··· Exercise material

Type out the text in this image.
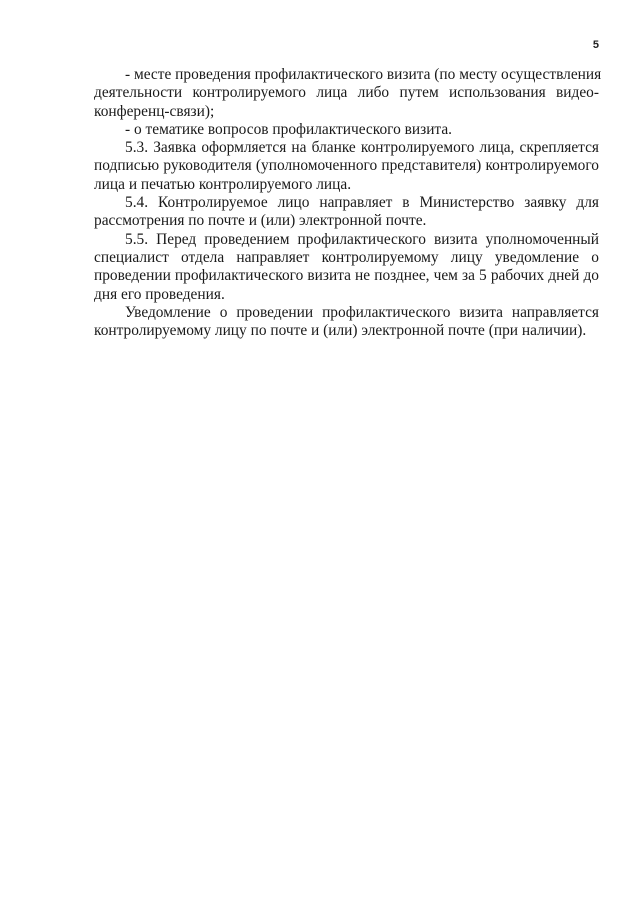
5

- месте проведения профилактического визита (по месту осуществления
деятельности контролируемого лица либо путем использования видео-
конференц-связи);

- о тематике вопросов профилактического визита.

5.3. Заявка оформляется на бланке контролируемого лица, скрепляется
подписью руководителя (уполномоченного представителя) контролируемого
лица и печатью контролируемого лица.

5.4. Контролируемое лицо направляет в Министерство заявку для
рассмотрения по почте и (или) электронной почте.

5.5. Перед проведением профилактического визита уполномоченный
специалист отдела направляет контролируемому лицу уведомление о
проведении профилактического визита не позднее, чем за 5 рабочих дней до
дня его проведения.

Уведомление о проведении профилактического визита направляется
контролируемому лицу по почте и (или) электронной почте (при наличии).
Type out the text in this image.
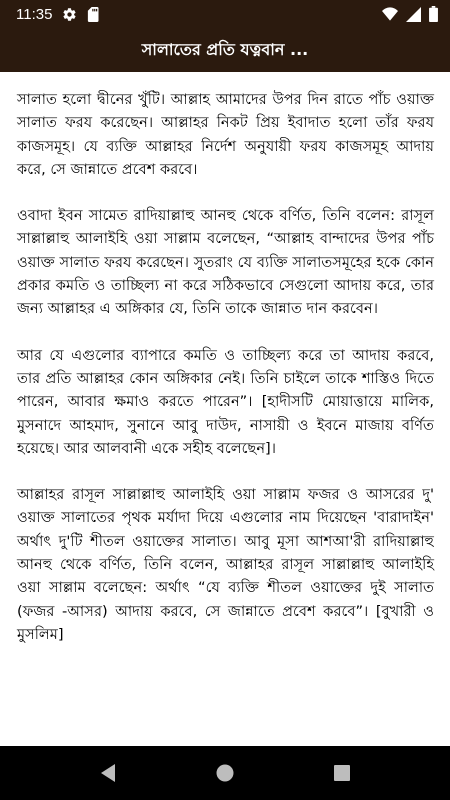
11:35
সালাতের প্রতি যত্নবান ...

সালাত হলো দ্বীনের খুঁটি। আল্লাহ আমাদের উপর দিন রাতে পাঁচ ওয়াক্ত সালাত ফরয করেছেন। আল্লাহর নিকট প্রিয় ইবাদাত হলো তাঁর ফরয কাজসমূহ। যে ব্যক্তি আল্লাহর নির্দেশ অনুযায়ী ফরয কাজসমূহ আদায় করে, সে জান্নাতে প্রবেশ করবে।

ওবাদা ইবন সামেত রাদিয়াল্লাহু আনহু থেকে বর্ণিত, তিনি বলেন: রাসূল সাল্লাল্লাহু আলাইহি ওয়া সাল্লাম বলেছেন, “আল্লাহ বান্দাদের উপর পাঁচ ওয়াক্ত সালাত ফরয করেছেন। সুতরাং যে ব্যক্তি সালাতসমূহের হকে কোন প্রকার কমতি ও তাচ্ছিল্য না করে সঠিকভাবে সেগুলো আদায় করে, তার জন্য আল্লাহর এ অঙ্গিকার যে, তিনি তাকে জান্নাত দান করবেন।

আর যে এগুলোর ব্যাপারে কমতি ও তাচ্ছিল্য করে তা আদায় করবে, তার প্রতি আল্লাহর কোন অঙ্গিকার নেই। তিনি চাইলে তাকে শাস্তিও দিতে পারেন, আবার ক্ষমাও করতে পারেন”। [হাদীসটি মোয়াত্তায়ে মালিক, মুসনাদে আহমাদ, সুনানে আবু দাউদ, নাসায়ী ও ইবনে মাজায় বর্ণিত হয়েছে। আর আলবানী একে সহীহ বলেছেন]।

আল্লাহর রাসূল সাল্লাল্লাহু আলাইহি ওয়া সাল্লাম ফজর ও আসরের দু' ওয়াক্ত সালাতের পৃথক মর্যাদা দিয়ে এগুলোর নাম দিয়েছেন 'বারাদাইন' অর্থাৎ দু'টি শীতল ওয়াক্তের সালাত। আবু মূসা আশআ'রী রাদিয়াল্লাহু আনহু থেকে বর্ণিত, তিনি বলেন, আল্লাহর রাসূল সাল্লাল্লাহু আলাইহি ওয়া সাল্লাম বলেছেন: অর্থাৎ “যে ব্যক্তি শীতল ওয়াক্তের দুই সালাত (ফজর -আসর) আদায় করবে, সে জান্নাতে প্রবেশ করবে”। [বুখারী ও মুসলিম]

······
··· Exercise material

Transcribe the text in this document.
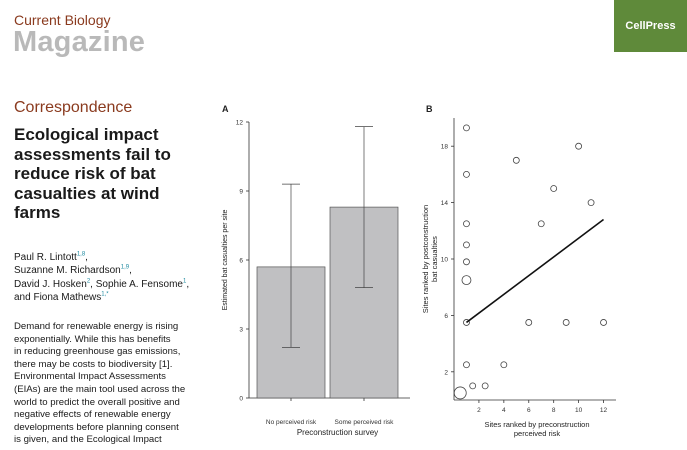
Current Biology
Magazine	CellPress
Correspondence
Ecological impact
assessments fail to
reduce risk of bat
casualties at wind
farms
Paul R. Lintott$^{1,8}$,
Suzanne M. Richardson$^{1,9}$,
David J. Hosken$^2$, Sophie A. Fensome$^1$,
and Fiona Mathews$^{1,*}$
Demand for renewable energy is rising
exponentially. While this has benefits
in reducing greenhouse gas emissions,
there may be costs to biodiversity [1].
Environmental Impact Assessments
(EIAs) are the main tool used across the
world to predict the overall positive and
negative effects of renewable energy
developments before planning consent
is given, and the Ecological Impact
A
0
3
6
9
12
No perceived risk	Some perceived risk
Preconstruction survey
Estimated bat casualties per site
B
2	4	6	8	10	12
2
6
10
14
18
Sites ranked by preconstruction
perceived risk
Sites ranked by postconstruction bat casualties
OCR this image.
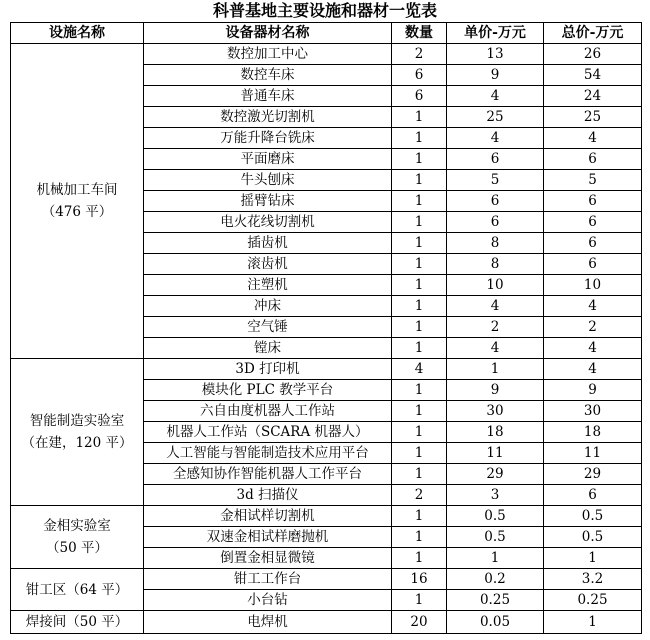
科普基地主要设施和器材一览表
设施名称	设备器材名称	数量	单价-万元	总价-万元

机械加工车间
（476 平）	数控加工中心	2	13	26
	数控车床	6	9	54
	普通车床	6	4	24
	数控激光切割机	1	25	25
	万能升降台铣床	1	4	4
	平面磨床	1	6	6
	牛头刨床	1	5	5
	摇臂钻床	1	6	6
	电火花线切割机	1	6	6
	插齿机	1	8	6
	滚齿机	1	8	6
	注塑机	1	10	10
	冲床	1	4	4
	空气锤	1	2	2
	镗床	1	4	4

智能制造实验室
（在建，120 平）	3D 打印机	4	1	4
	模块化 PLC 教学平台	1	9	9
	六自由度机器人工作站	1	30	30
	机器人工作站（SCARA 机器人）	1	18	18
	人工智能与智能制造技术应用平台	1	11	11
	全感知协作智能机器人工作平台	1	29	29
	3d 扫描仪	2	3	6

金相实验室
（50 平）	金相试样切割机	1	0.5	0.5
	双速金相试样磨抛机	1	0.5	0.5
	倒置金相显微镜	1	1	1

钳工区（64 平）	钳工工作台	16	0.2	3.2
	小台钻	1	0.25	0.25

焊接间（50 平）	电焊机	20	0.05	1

······

▶ **Task instructions**
Where does the word "Sites" appear? Return each line that holds it.

▶ **Response for this exercise**
Sites ranked by preconstruction
Sites ranked by postconstruction bat casualties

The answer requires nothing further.